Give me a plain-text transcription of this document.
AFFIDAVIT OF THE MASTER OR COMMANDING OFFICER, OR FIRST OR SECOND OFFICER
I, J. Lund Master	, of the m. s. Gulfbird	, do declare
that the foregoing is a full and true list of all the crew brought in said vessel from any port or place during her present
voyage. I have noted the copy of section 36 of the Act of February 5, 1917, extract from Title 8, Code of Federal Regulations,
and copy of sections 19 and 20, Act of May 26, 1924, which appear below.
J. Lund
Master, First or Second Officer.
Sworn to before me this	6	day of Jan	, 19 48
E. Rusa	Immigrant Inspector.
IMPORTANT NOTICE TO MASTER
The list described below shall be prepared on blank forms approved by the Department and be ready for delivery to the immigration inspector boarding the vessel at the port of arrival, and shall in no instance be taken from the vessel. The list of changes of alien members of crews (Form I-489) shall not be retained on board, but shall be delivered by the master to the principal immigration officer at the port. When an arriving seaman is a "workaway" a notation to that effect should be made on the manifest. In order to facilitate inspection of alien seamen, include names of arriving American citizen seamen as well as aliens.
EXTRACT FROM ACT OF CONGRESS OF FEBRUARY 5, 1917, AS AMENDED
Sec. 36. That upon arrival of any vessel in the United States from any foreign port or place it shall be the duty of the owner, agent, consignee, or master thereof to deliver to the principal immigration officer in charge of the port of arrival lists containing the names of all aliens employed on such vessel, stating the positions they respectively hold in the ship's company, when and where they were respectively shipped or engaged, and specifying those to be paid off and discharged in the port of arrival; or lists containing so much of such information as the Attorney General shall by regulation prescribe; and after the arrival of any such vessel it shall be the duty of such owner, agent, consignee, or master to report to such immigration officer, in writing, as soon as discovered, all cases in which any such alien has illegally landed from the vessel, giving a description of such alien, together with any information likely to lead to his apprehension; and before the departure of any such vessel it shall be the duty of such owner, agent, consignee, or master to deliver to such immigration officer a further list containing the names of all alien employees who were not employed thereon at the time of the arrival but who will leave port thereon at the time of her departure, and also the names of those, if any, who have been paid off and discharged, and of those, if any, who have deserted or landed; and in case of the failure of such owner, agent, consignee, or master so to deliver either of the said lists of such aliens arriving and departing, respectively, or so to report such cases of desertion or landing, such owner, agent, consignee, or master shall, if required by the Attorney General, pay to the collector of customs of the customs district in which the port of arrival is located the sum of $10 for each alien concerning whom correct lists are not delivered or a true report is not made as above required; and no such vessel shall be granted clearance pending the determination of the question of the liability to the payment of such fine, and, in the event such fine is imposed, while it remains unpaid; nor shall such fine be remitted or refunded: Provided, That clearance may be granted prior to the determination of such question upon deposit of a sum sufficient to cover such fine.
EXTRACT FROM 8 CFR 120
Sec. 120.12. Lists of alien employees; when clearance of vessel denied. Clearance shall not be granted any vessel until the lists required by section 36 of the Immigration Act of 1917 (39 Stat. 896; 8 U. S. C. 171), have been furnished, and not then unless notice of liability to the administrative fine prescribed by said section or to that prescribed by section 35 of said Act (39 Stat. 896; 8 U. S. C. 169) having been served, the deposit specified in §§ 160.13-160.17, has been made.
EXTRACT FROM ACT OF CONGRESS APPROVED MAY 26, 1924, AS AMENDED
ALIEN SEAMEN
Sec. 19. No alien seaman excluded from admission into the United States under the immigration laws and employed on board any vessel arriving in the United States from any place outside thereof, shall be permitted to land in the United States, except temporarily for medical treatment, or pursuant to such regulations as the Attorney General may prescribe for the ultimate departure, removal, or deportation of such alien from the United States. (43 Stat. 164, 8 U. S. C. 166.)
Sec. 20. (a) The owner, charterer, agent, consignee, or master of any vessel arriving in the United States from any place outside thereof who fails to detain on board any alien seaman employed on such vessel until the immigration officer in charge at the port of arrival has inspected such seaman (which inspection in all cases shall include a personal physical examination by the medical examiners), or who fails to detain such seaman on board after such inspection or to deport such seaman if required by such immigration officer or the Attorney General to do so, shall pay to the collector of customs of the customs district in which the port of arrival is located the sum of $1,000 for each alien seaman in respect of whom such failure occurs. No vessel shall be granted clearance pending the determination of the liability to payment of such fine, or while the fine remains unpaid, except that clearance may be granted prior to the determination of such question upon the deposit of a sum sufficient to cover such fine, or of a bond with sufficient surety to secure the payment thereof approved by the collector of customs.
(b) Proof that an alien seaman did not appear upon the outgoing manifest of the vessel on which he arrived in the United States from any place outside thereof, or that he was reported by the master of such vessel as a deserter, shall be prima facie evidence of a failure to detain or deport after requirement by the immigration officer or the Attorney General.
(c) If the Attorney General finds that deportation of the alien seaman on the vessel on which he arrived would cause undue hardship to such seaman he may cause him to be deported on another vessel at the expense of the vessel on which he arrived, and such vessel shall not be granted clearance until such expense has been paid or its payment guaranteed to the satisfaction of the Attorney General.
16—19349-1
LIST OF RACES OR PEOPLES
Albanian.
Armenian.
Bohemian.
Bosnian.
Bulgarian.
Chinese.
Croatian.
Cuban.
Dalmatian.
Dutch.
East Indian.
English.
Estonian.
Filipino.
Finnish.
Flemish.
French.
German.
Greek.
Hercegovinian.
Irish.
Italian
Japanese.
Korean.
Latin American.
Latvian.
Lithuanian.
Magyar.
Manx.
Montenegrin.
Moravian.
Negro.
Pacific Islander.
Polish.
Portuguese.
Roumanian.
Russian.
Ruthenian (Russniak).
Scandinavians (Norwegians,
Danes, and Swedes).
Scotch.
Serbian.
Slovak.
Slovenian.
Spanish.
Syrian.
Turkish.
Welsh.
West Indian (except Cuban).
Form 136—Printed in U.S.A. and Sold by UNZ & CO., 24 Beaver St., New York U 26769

■ ■ ■ ■ ■ ■ ■

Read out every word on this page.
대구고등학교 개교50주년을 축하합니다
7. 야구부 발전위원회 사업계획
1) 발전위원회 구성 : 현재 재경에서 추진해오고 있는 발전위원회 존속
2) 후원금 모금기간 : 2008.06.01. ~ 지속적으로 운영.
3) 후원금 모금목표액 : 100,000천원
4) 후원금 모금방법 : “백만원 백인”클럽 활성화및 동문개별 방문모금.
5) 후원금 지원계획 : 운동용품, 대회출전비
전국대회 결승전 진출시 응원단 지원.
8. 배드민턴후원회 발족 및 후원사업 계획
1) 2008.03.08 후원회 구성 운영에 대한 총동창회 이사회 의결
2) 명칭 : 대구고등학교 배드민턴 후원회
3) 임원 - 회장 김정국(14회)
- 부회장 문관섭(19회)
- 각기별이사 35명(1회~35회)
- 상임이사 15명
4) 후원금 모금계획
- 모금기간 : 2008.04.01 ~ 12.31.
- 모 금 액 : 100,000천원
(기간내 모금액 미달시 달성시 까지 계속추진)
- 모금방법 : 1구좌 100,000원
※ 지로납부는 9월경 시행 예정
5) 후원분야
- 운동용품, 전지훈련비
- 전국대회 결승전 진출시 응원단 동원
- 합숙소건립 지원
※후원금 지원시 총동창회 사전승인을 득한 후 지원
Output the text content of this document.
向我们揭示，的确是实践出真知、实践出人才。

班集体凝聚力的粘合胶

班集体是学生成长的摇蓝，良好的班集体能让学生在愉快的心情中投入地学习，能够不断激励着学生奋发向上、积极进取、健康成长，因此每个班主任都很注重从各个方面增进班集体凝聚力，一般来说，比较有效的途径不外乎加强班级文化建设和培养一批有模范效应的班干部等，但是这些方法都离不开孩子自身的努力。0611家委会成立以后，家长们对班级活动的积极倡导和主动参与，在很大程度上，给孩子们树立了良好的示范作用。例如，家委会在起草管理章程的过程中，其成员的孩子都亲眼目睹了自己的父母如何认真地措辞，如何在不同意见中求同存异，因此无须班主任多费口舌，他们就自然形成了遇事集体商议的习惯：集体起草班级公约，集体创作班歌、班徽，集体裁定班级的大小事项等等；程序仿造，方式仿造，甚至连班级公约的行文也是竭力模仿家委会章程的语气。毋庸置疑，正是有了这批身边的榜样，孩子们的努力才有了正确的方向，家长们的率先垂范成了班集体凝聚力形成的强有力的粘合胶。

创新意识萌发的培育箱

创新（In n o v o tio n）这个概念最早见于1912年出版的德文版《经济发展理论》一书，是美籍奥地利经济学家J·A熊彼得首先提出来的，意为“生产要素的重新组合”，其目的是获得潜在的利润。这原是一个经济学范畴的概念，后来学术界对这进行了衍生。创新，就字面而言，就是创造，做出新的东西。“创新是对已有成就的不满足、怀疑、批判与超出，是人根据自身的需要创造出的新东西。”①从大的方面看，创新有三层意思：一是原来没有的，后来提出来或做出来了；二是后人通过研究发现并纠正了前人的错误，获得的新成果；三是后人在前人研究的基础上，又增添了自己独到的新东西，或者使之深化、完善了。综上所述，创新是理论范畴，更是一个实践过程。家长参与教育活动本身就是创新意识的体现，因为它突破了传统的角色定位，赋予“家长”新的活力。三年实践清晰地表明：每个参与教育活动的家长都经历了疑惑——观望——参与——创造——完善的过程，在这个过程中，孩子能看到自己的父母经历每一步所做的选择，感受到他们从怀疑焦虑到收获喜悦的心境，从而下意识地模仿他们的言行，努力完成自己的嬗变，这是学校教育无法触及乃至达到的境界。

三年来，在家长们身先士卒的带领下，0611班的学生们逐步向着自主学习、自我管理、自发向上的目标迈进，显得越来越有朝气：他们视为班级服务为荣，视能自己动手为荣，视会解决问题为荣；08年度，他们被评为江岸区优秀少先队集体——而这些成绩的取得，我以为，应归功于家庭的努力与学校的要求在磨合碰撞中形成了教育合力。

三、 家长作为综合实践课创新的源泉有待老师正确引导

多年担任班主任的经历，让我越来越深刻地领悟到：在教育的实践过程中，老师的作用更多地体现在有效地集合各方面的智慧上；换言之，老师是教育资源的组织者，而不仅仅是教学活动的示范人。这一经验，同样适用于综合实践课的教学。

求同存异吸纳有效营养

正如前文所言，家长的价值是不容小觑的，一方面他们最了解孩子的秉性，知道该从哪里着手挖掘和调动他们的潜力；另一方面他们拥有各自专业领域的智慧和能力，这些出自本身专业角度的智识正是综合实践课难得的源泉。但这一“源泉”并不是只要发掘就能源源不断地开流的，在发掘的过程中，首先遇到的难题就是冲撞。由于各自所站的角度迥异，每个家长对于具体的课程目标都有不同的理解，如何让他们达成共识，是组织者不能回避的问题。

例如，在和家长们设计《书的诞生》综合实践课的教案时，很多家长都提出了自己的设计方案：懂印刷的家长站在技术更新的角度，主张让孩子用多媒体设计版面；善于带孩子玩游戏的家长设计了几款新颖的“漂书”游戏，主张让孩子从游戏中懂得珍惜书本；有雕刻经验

■ ■ ■ ■ ■ ■ ■

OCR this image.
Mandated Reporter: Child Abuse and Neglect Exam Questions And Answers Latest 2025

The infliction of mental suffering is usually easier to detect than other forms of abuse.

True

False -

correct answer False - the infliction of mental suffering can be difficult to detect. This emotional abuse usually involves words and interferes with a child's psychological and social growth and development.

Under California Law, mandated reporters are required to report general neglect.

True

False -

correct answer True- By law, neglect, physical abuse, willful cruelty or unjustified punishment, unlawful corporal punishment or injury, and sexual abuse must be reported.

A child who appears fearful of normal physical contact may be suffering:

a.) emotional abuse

■ ■ ■ ■ ■ ■ ■

** Problem statement **
Reproduce every line of the listing above in which the string "모금방법" appears.

** Task response **
4) 후원금 모금방법 : “백만원 백인”클럽 활성화및 동문개별 방문모금.
- 모금방법 : 1구좌 100,000원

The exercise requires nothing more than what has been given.